# [Exercise brief]
Whenever a line contains the string "Videos", copy it out of the entries.

# [Records supplied]
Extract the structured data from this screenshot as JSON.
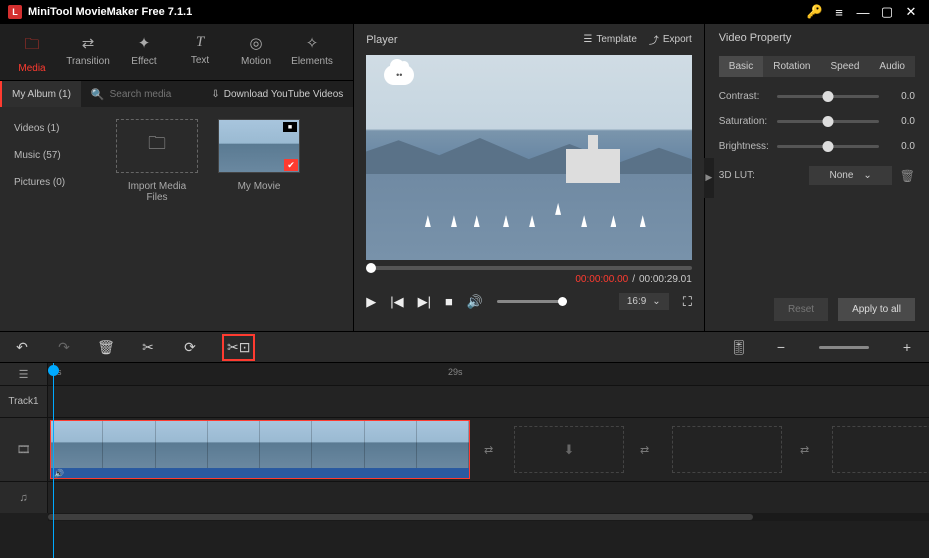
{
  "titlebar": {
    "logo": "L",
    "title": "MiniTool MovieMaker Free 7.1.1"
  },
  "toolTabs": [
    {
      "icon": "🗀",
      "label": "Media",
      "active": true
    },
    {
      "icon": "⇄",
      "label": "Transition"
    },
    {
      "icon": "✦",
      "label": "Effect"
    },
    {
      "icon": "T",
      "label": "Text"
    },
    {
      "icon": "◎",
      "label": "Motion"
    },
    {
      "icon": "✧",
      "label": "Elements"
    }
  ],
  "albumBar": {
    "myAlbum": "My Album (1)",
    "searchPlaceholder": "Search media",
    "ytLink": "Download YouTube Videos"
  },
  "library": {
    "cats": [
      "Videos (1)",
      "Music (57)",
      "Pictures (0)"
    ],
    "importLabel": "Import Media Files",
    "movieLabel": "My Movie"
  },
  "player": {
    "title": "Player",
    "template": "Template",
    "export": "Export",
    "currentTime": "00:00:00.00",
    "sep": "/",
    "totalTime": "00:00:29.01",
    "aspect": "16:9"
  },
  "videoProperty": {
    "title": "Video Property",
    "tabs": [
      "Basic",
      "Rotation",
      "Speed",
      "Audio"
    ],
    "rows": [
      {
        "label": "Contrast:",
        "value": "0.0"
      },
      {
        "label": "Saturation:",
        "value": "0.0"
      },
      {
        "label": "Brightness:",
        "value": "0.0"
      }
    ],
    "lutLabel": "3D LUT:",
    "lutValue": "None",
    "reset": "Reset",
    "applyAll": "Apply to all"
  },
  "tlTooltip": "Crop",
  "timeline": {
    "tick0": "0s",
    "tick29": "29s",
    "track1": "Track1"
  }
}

---

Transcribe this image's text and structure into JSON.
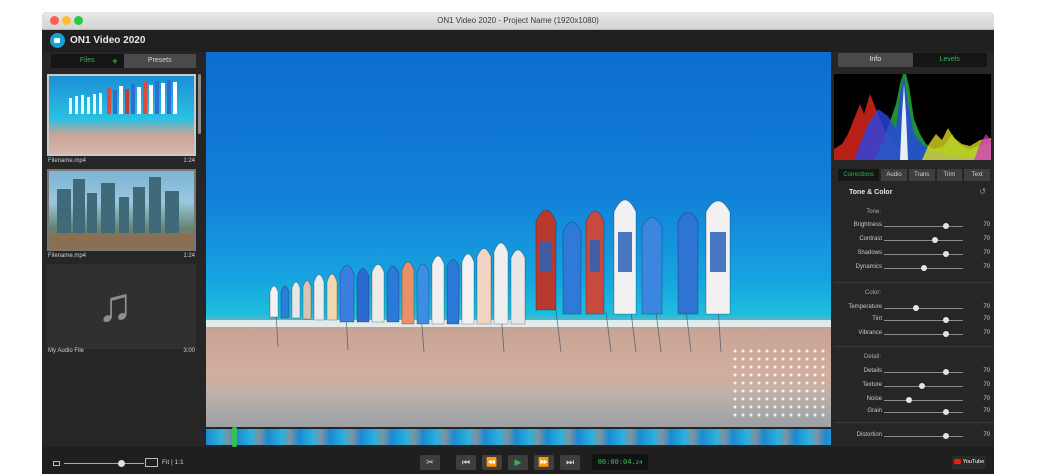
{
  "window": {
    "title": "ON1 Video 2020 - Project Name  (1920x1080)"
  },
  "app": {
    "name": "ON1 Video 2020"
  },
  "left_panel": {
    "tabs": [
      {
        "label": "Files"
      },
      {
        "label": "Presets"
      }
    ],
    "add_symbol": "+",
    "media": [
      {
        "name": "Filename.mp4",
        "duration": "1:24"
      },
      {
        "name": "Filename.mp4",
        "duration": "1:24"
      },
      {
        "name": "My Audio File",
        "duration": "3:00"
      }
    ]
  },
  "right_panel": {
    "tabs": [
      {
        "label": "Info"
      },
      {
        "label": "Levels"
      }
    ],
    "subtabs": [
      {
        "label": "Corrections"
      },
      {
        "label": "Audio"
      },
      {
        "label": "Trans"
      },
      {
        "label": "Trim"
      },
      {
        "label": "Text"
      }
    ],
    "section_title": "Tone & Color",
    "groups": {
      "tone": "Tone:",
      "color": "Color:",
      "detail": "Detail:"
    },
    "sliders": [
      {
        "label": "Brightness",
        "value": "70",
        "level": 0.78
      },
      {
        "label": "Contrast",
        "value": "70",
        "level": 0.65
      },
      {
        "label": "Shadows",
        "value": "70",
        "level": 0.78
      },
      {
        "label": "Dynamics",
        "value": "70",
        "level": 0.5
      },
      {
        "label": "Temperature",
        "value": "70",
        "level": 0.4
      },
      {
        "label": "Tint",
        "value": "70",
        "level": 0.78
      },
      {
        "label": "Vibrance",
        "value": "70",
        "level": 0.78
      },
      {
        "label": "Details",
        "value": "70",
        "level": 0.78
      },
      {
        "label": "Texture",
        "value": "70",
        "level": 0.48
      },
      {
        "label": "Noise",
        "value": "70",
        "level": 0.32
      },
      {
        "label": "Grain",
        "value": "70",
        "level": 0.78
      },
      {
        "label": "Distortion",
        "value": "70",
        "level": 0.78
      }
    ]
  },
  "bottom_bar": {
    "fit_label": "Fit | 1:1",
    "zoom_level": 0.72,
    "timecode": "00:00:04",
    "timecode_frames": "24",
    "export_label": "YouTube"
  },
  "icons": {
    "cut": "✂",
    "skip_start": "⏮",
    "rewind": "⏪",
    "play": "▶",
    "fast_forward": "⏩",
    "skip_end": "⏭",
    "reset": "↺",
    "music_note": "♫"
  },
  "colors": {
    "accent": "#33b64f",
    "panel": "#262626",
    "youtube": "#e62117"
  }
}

# [Complete output]
    "ytLink": "Download YouTube Videos"
      "Videos (1)",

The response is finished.